## EXERCISE REQUIREMENTS
Each entry below is to be transcribed exactly.
***** MATERIAL PROVIDED
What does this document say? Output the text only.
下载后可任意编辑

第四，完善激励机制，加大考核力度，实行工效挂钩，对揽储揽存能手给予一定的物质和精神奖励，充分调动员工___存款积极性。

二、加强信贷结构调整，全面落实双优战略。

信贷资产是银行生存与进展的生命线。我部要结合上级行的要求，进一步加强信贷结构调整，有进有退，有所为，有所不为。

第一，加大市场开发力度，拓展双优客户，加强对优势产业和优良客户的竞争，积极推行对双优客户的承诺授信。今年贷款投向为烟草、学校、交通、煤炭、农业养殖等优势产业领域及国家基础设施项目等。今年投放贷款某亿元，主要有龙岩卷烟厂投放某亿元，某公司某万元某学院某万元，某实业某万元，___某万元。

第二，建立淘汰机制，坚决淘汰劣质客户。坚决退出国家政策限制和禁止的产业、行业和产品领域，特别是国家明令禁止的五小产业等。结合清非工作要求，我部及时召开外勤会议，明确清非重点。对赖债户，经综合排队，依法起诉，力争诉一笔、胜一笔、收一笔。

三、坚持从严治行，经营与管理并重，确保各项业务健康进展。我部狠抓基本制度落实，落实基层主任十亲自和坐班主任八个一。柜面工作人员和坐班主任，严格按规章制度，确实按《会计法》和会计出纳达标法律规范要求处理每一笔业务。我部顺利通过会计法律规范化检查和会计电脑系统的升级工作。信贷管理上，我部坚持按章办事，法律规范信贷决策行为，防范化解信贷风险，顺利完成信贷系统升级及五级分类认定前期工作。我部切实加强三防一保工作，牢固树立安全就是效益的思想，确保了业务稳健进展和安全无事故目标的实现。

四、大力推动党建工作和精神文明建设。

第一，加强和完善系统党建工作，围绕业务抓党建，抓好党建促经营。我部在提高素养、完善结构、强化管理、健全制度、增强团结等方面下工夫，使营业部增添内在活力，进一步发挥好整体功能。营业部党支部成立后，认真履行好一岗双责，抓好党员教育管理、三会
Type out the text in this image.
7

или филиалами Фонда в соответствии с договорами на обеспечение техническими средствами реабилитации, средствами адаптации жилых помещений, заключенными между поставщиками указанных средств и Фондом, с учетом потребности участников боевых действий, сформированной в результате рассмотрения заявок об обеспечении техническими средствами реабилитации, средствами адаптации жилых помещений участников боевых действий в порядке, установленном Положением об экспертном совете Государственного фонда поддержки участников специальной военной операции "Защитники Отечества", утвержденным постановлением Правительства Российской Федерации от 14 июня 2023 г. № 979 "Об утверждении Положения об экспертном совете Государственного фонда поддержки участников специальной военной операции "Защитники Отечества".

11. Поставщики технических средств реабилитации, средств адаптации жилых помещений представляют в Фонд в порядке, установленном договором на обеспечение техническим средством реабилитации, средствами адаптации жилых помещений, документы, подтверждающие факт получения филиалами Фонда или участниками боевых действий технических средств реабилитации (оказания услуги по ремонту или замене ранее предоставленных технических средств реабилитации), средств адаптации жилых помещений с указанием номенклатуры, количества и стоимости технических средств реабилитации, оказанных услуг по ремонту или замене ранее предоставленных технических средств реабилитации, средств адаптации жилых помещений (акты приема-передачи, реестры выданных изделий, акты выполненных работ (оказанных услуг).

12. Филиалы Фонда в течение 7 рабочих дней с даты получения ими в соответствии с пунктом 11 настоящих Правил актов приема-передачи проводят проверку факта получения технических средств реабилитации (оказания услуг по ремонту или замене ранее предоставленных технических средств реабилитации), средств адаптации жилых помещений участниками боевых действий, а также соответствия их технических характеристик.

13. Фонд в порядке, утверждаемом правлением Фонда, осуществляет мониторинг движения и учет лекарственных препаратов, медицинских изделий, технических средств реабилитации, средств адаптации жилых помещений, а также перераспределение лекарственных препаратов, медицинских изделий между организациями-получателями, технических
**********
## THE SOLUTION
What does this document say? Output the text only.
下载后可任意编辑

第四，完善激励机制，加大考核力度，实行工效挂钩，对揽储揽存能手给予一定的物质和精神奖励，充分调动员工___存款积极性。

二、加强信贷结构调整，全面落实双优战略。

信贷资产是银行生存与进展的生命线。我部要结合上级行的要求，进一步加强信贷结构调整，有进有退，有所为，有所不为。

第一，加大市场开发力度，拓展双优客户，加强对优势产业和优良客户的竞争，积极推行对双优客户的承诺授信。今年贷款投向为烟草、学校、交通、煤炭、农业养殖等优势产业领域及国家基础设施项目等。今年投放贷款某亿元，主要有龙岩卷烟厂投放某亿元，某公司某万元某学院某万元，某实业某万元，___某万元。

第二，建立淘汰机制，坚决淘汰劣质客户。坚决退出国家政策限制和禁止的产业、行业和产品领域，特别是国家明令禁止的五小产业等。结合清非工作要求，我部及时召开外勤会议，明确清非重点。对赖债户，经综合排队，依法起诉，力争诉一笔、胜一笔、收一笔。

三、坚持从严治行，经营与管理并重，确保各项业务健康进展。我部狠抓基本制度落实，落实基层主任十亲自和坐班主任八个一。柜面工作人员和坐班主任，严格按规章制度，确实按《会计法》和会计出纳达标法律规范要求处理每一笔业务。我部顺利通过会计法律规范化检查和会计电脑系统的升级工作。信贷管理上，我部坚持按章办事，法律规范信贷决策行为，防范化解信贷风险，顺利完成信贷系统升级及五级分类认定前期工作。我部切实加强三防一保工作，牢固树立安全就是效益的思想，确保了业务稳健进展和安全无事故目标的实现。

四、大力推动党建工作和精神文明建设。

第一，加强和完善系统党建工作，围绕业务抓党建，抓好党建促经营。我部在提高素养、完善结构、强化管理、健全制度、增强团结等方面下工夫，使营业部增添内在活力，进一步发挥好整体功能。营业部党支部成立后，认真履行好一岗双责，抓好党员教育管理、三会
Type out the text in this image.
7

или филиалами Фонда в соответствии с договорами на обеспечение техническими средствами реабилитации, средствами адаптации жилых помещений, заключенными между поставщиками указанных средств и Фондом, с учетом потребности участников боевых действий, сформированной в результате рассмотрения заявок об обеспечении техническими средствами реабилитации, средствами адаптации жилых помещений участников боевых действий в порядке, установленном Положением об экспертном совете Государственного фонда поддержки участников специальной военной операции "Защитники Отечества", утвержденным постановлением Правительства Российской Федерации от 14 июня 2023 г. № 979 "Об утверждении Положения об экспертном совете Государственного фонда поддержки участников специальной военной операции "Защитники Отечества".

11. Поставщики технических средств реабилитации, средств адаптации жилых помещений представляют в Фонд в порядке, установленном договором на обеспечение техническим средством реабилитации, средствами адаптации жилых помещений, документы, подтверждающие факт получения филиалами Фонда или участниками боевых действий технических средств реабилитации (оказания услуги по ремонту или замене ранее предоставленных технических средств реабилитации), средств адаптации жилых помещений с указанием номенклатуры, количества и стоимости технических средств реабилитации, оказанных услуг по ремонту или замене ранее предоставленных технических средств реабилитации, средств адаптации жилых помещений (акты приема-передачи, реестры выданных изделий, акты выполненных работ (оказанных услуг).

12. Филиалы Фонда в течение 7 рабочих дней с даты получения ими в соответствии с пунктом 11 настоящих Правил актов приема-передачи проводят проверку факта получения технических средств реабилитации (оказания услуг по ремонту или замене ранее предоставленных технических средств реабилитации), средств адаптации жилых помещений участниками боевых действий, а также соответствия их технических характеристик.

13. Фонд в порядке, утверждаемом правлением Фонда, осуществляет мониторинг движения и учет лекарственных препаратов, медицинских изделий, технических средств реабилитации, средств адаптации жилых помещений, а также перераспределение лекарственных препаратов, медицинских изделий между организациями-получателями, технических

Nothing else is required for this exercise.